- Stored items from a collection -
↓

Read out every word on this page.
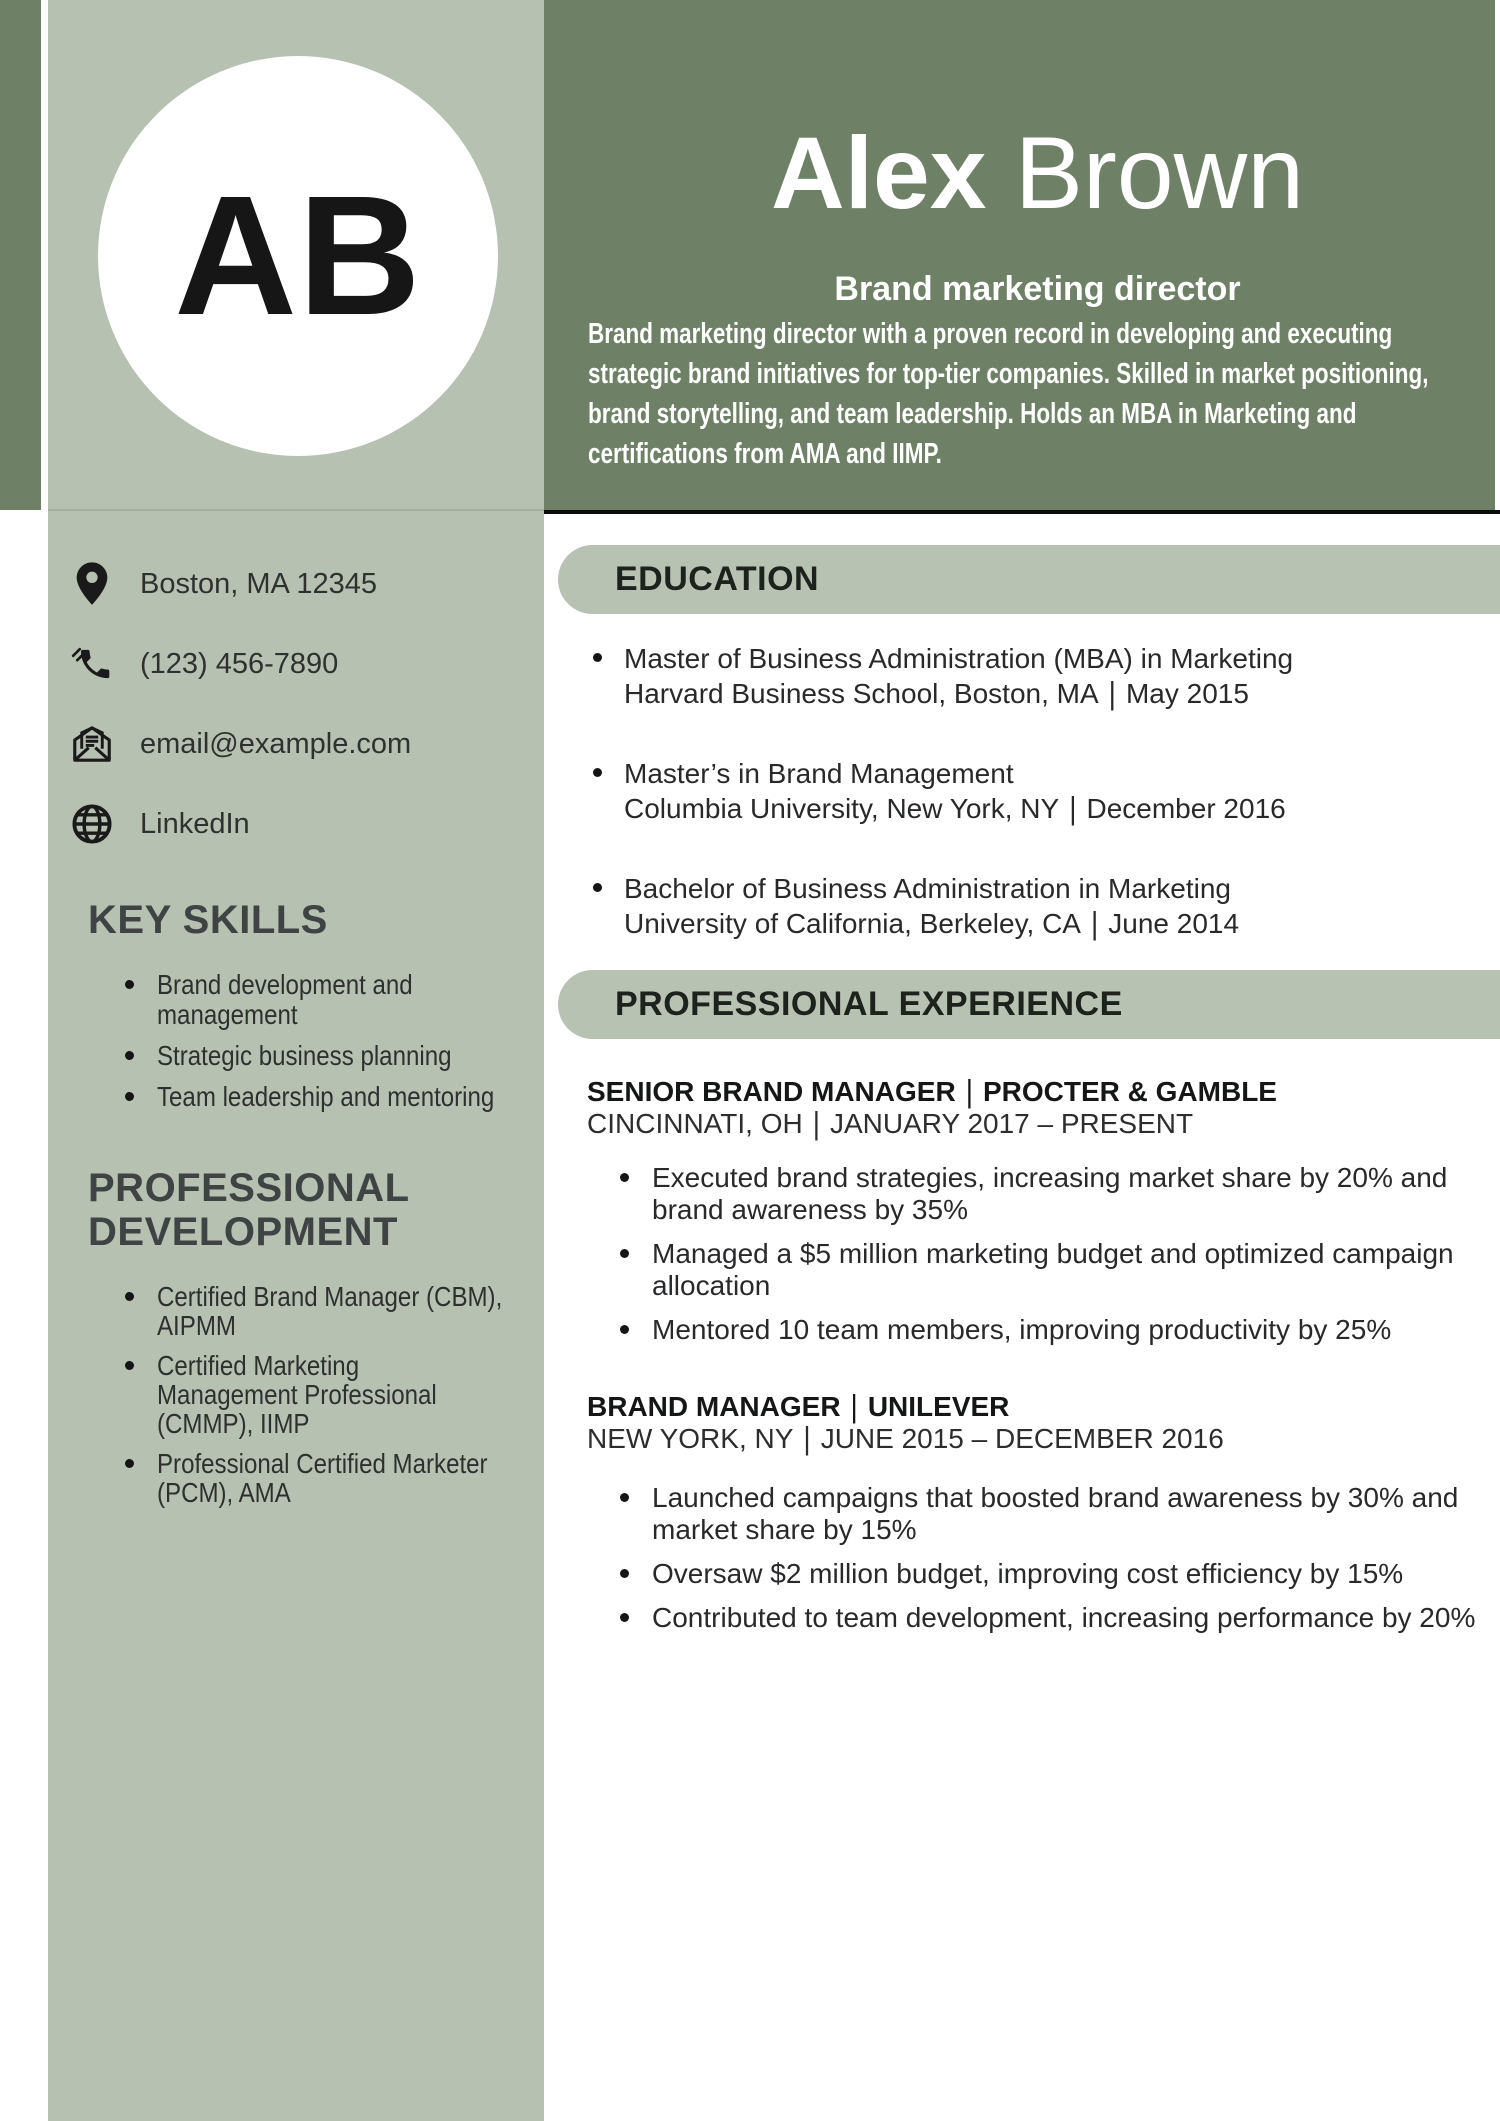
Boston, MA 12345
(123) 456-7890
email@example.com
LinkedIn
KEY SKILLS
Brand development and management
Strategic business planning
Team leadership and mentoring
PROFESSIONAL DEVELOPMENT
Certified Brand Manager (CBM), AIPMM
Certified Marketing Management Professional (CMMP), IIMP
Professional Certified Marketer (PCM), AMA
Alex Brown
Brand marketing director
Brand marketing director with a proven record in developing and executing strategic brand initiatives for top-tier companies. Skilled in market positioning, brand storytelling, and team leadership. Holds an MBA in Marketing and certifications from AMA and IIMP.
AB
EDUCATION
Master of Business Administration (MBA) in Marketing
Harvard Business School, Boston, MA | May 2015
Master’s in Brand Management
Columbia University, New York, NY | December 2016
Bachelor of Business Administration in Marketing
University of California, Berkeley, CA | June 2014
PROFESSIONAL EXPERIENCE
SENIOR BRAND MANAGER | PROCTER & GAMBLE
CINCINNATI, OH | JANUARY 2017 – PRESENT
Executed brand strategies, increasing market share by 20% and brand awareness by 35%
Managed a $5 million marketing budget and optimized campaign allocation
Mentored 10 team members, improving productivity by 25%
BRAND MANAGER | UNILEVER
NEW YORK, NY | JUNE 2015 – DECEMBER 2016
Launched campaigns that boosted brand awareness by 30% and market share by 15%
Oversaw $2 million budget, improving cost efficiency by 15%
Contributed to team development, increasing performance by 20%
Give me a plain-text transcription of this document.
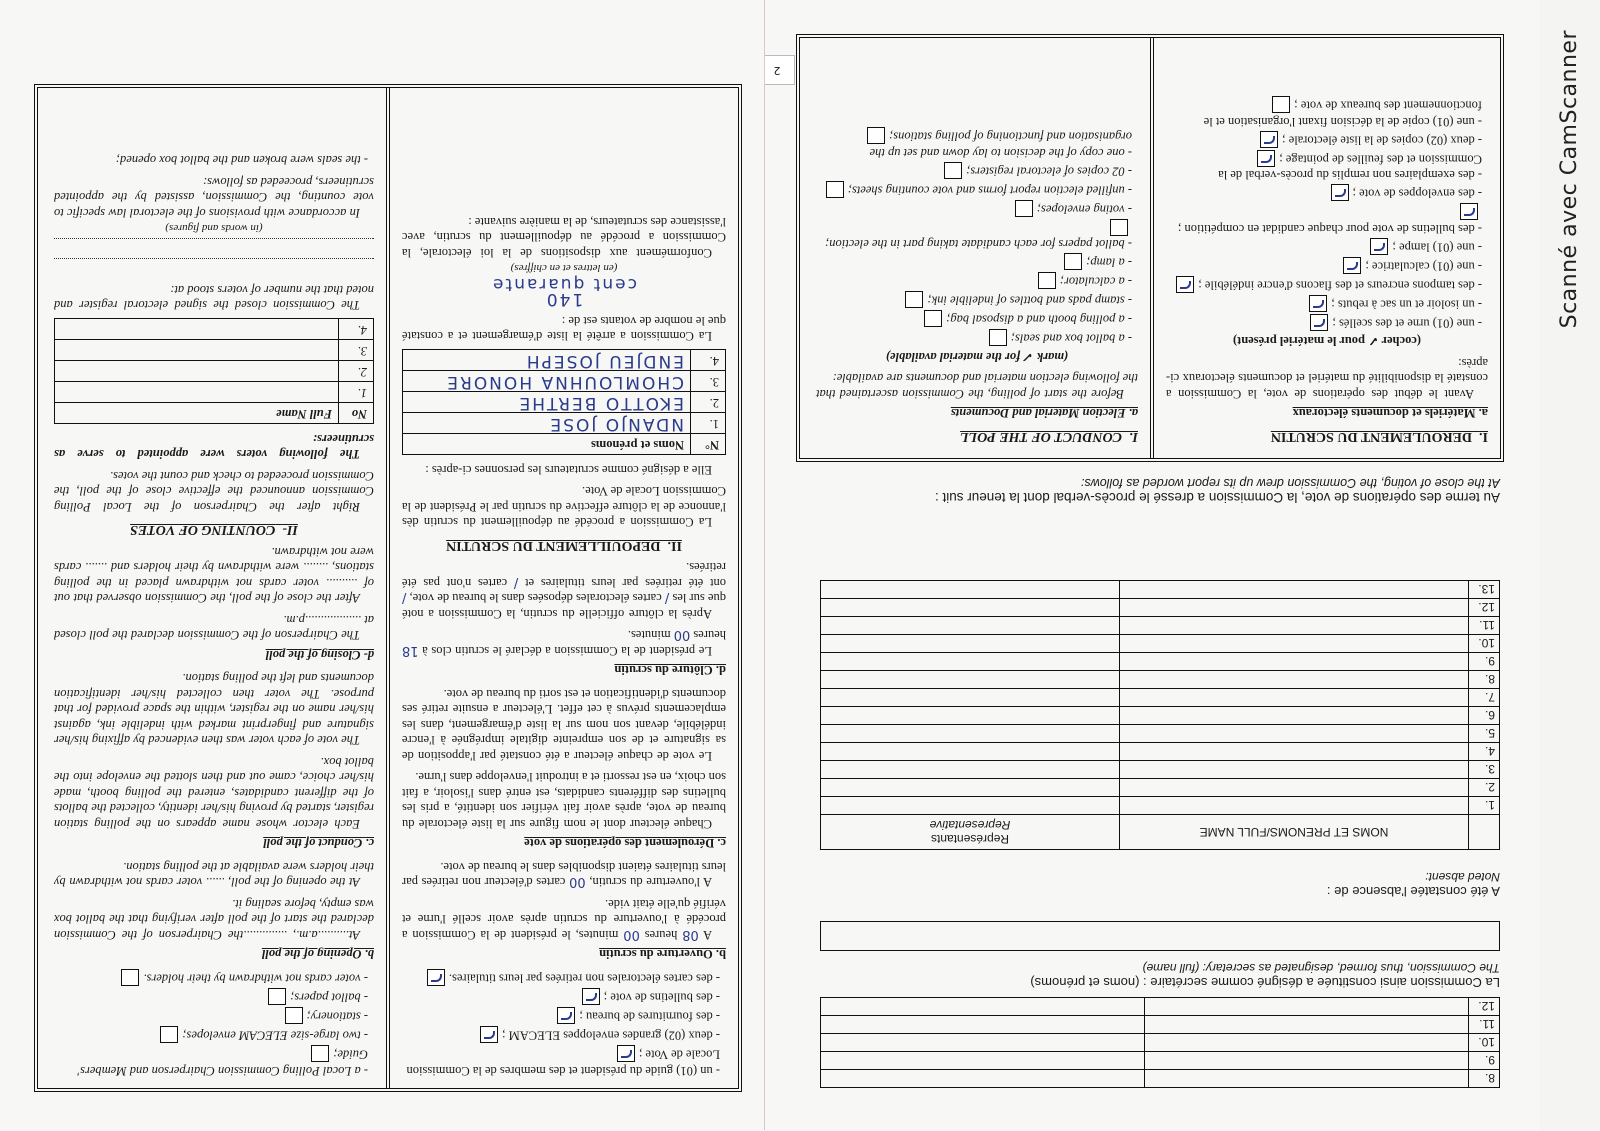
Scanné avec CamScanner
8.		
9.		
10.		
11.		
12.		
La Commission ainsi constituée a désigné comme secrétaire : (noms et prénoms)
The Commission, thus formed, designated as secretary: (full name)
A été constatée l'absence de :
Noted absent:
	NOMS ET PRENOMS/FULL NAME	Représentants
Representative

1.		
2.		
3.		
4.		
5.		
6.		
7.		
8.		
9.		
10.		
11.		
12.		
13.		
Au terme des opérations de vote, la Commission a dressé le procès-verbal dont la teneur suit :
At the close of voting, the Commission drew up its report worded as follows:
I.  DEROULEMENT DU SCRUTIN
a. Matériels et documents électoraux

Avant le début des opérations de vote, la Commission a constaté la disponibilité du matériel et documents électoraux ci-après:

(cocher ✓ pour le matériel présent)
- une (01) urne et des scellés ;
- un isoloir et un sac à rebuts ;
- des tampons encreurs et des flacons d'encre indélébile ;
- une (01) calculatrice ;
- une (01) lampe ;
- des bulletins de vote pour chaque candidat en compétition ;
- des enveloppes de vote ;
- des exemplaires non remplis du procès-verbal de la Commission et des feuilles de pointage ;
- deux (02) copies de la liste électorale ;
- une (01) copie de la décision fixant l'organisation et le fonctionnement des bureaux de vote ;
I.  CONDUCT OF THE POLL
a. Election Material and Documents

Before the start of polling, the Commission ascertained that the following election material and documents are available:

(mark ✓ for the material available)
- a ballot box and seals;
- a polling booth and a disposal bag;
- stamp pads and bottles of indelible ink;
- a calculator;
- a lamp;
- ballot papers for each candidate taking part in the election;
- voting envelopes;
- unfilled election report forms and vote counting sheets;
- 02 copies of electoral registers;
- one copy of the decision to lay down and set up the organisation and functioning of polling stations;
2
- un (01) guide du président et des membres de la Commission Locale de Vote ;
- deux (02) grandes enveloppes ELECAM ;
- des fournitures de bureau ;
- des bulletins de vote ;
- des cartes électorales non retirées par leurs titulaires.
b. Ouverture du scrutin

A 08 heures 00 minutes, le président de la Commission a procédé à l'ouverture du scrutin après avoir scellé l'urne et vérifié qu'elle était vide.

A l'ouverture du scrutin, 00 cartes d'électeur non retirées par leurs titulaires étaient disponibles dans le bureau de vote.

c. Déroulement des opérations de vote

Chaque électeur dont le nom figure sur la liste électorale du bureau de vote, après avoir fait vérifier son identité, a pris les bulletins des différents candidats, est entré dans l'isoloir, a fait son choix, en est ressorti et a introduit l'enveloppe dans l'urne.

Le vote de chaque électeur a été constaté par l'apposition de sa signature et de son empreinte digitale imprégnée à l'encre indélébile, devant son nom sur la liste d'émargement, dans les emplacements prévus à cet effet. L'électeur a ensuite retiré ses documents d'identification et est sorti du bureau de vote.

d. Clôture du scrutin

Le président de la Commission a déclaré le scrutin clos à 18 heures 00 minutes.

Après la clôture officielle du scrutin, la Commission a noté que sur les / cartes électorales déposées dans le bureau de vote, / ont été retirées par leurs titulaires et / cartes n'ont pas été retirées.

II.  DEPOUILLEMENT DU SCRUTIN

La Commission a procédé au dépouillement du scrutin dès l'annonce de la clôture effective du scrutin par le Président de la Commission Locale de Vote.

Elle a désigné comme scrutateurs les personnes ci-après :

N°	Noms et prénoms
1.	NDANJO JOSE
2.	EKOTTO BERTHE
3.	CHOMLOUHNA HONORE
4.	ENDJEU JOSEPH

La Commission a arrêté la liste d'émargement et a constaté que le nombre de votants est de :

140
cent quarante
(en lettres et en chiffres)

Conformément aux dispositions de la loi électorale, la Commission a procédé au dépouillement du scrutin, avec l'assistance des scrutateurs, de la manière suivante :

- a Local Polling Commission Chairperson and Members' Guide;
- two large-size ELECAM envelopes;
- stationery;
- ballot papers;
- voter cards not withdrawn by their holders.
b. Opening of the poll

At..........a.m., ..............the Chairperson of the Commission declared the start of the poll after verifying that the ballot box was empty, before sealing it.

At the opening of the poll, ...... voter cards not withdrawn by their holders were available at the polling station.

c. Conduct of the poll

Each elector whose name appears on the polling station register, started by proving his/her identity, collected the ballots of the different candidates, entered the polling booth, made his/her choice, came out and then slotted the envelope into the ballot box.

The vote of each voter was then evidenced by affixing his/her signature and fingerprint marked with indelible ink, against his/her name on the register, within the space provided for that purpose. The voter then collected his/her identification documents and left the polling station.

d- Closing of the poll

The Chairperson of the Commission declared the poll closed at ..................p.m.

After the close of the poll, the Commission observed that out of .......... voter cards not withdrawn placed in the polling stations, ........ were withdrawn by their holders and ....... cards were not withdrawn.

II-  COUNTING OF VOTES

Right after the Chairperson of the Local Polling Commission announced the effective close of the poll, the Commission proceeded to check and count the votes.

The following voters were appointed to serve as scrutineers:

No	Full Name
1.	
2.	
3.	
4.	

The Commission closed the signed electoral register and noted that the number of voters stood at:

(in words and figures)

In accordance with provisions of the electoral law specific to vote counting, the Commission, assisted by the appointed scrutineers, proceeded as follows:

- the seals were broken and the ballot box opened;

↑

- WHAT IS ASKED -
Write out all the entries word for word, but skip any images.

- EXERCISE SOLUTION -
Read out every word on this page.
Boston, MA 12345
(123) 456-7890
email@example.com
LinkedIn
KEY SKILLS
Brand development and management
Strategic business planning
Team leadership and mentoring
PROFESSIONAL DEVELOPMENT
Certified Brand Manager (CBM), AIPMM
Certified Marketing Management Professional (CMMP), IIMP
Professional Certified Marketer (PCM), AMA
Alex Brown
Brand marketing director
Brand marketing director with a proven record in developing and executing strategic brand initiatives for top-tier companies. Skilled in market positioning, brand storytelling, and team leadership. Holds an MBA in Marketing and certifications from AMA and IIMP.
AB
EDUCATION
Master of Business Administration (MBA) in Marketing
Harvard Business School, Boston, MA | May 2015
Master’s in Brand Management
Columbia University, New York, NY | December 2016
Bachelor of Business Administration in Marketing
University of California, Berkeley, CA | June 2014
PROFESSIONAL EXPERIENCE
SENIOR BRAND MANAGER | PROCTER & GAMBLE
CINCINNATI, OH | JANUARY 2017 – PRESENT
Executed brand strategies, increasing market share by 20% and brand awareness by 35%
Managed a $5 million marketing budget and optimized campaign allocation
Mentored 10 team members, improving productivity by 25%
BRAND MANAGER | UNILEVER
NEW YORK, NY | JUNE 2015 – DECEMBER 2016
Launched campaigns that boosted brand awareness by 30% and market share by 15%
Oversaw $2 million budget, improving cost efficiency by 15%
Contributed to team development, increasing performance by 20%
Give me a plain-text transcription of this document.
Scanné avec CamScanner
8.		
9.		
10.		
11.		
12.		
La Commission ainsi constituée a désigné comme secrétaire : (noms et prénoms)
The Commission, thus formed, designated as secretary: (full name)
A été constatée l'absence de :
Noted absent:
	NOMS ET PRENOMS/FULL NAME	Représentants
Representative

1.		
2.		
3.		
4.		
5.		
6.		
7.		
8.		
9.		
10.		
11.		
12.		
13.		
Au terme des opérations de vote, la Commission a dressé le procès-verbal dont la teneur suit :
At the close of voting, the Commission drew up its report worded as follows:
I.  DEROULEMENT DU SCRUTIN
a. Matériels et documents électoraux

Avant le début des opérations de vote, la Commission a constaté la disponibilité du matériel et documents électoraux ci-après:

(cocher ✓ pour le matériel présent)
- une (01) urne et des scellés ;
- un isoloir et un sac à rebuts ;
- des tampons encreurs et des flacons d'encre indélébile ;
- une (01) calculatrice ;
- une (01) lampe ;
- des bulletins de vote pour chaque candidat en compétition ;
- des enveloppes de vote ;
- des exemplaires non remplis du procès-verbal de la Commission et des feuilles de pointage ;
- deux (02) copies de la liste électorale ;
- une (01) copie de la décision fixant l'organisation et le fonctionnement des bureaux de vote ;
I.  CONDUCT OF THE POLL
a. Election Material and Documents

Before the start of polling, the Commission ascertained that the following election material and documents are available:

(mark ✓ for the material available)
- a ballot box and seals;
- a polling booth and a disposal bag;
- stamp pads and bottles of indelible ink;
- a calculator;
- a lamp;
- ballot papers for each candidate taking part in the election;
- voting envelopes;
- unfilled election report forms and vote counting sheets;
- 02 copies of electoral registers;
- one copy of the decision to lay down and set up the organisation and functioning of polling stations;
2
- un (01) guide du président et des membres de la Commission Locale de Vote ;
- deux (02) grandes enveloppes ELECAM ;
- des fournitures de bureau ;
- des bulletins de vote ;
- des cartes électorales non retirées par leurs titulaires.
b. Ouverture du scrutin

A 08 heures 00 minutes, le président de la Commission a procédé à l'ouverture du scrutin après avoir scellé l'urne et vérifié qu'elle était vide.

A l'ouverture du scrutin, 00 cartes d'électeur non retirées par leurs titulaires étaient disponibles dans le bureau de vote.

c. Déroulement des opérations de vote

Chaque électeur dont le nom figure sur la liste électorale du bureau de vote, après avoir fait vérifier son identité, a pris les bulletins des différents candidats, est entré dans l'isoloir, a fait son choix, en est ressorti et a introduit l'enveloppe dans l'urne.

Le vote de chaque électeur a été constaté par l'apposition de sa signature et de son empreinte digitale imprégnée à l'encre indélébile, devant son nom sur la liste d'émargement, dans les emplacements prévus à cet effet. L'électeur a ensuite retiré ses documents d'identification et est sorti du bureau de vote.

d. Clôture du scrutin

Le président de la Commission a déclaré le scrutin clos à 18 heures 00 minutes.

Après la clôture officielle du scrutin, la Commission a noté que sur les / cartes électorales déposées dans le bureau de vote, / ont été retirées par leurs titulaires et / cartes n'ont pas été retirées.

II.  DEPOUILLEMENT DU SCRUTIN

La Commission a procédé au dépouillement du scrutin dès l'annonce de la clôture effective du scrutin par le Président de la Commission Locale de Vote.

Elle a désigné comme scrutateurs les personnes ci-après :

N°	Noms et prénoms
1.	NDANJO JOSE
2.	EKOTTO BERTHE
3.	CHOMLOUHNA HONORE
4.	ENDJEU JOSEPH

La Commission a arrêté la liste d'émargement et a constaté que le nombre de votants est de :

140
cent quarante
(en lettres et en chiffres)

Conformément aux dispositions de la loi électorale, la Commission a procédé au dépouillement du scrutin, avec l'assistance des scrutateurs, de la manière suivante :

- a Local Polling Commission Chairperson and Members' Guide;
- two large-size ELECAM envelopes;
- stationery;
- ballot papers;
- voter cards not withdrawn by their holders.
b. Opening of the poll

At..........a.m., ..............the Chairperson of the Commission declared the start of the poll after verifying that the ballot box was empty, before sealing it.

At the opening of the poll, ...... voter cards not withdrawn by their holders were available at the polling station.

c. Conduct of the poll

Each elector whose name appears on the polling station register, started by proving his/her identity, collected the ballots of the different candidates, entered the polling booth, made his/her choice, came out and then slotted the envelope into the ballot box.

The vote of each voter was then evidenced by affixing his/her signature and fingerprint marked with indelible ink, against his/her name on the register, within the space provided for that purpose. The voter then collected his/her identification documents and left the polling station.

d- Closing of the poll

The Chairperson of the Commission declared the poll closed at ..................p.m.

After the close of the poll, the Commission observed that out of .......... voter cards not withdrawn placed in the polling stations, ........ were withdrawn by their holders and ....... cards were not withdrawn.

II-  COUNTING OF VOTES

Right after the Chairperson of the Local Polling Commission announced the effective close of the poll, the Commission proceeded to check and count the votes.

The following voters were appointed to serve as scrutineers:

No	Full Name
1.	
2.	
3.	
4.	

The Commission closed the signed electoral register and noted that the number of voters stood at:

(in words and figures)

In accordance with provisions of the electoral law specific to vote counting, the Commission, assisted by the appointed scrutineers, proceeded as follows:

- the seals were broken and the ballot box opened;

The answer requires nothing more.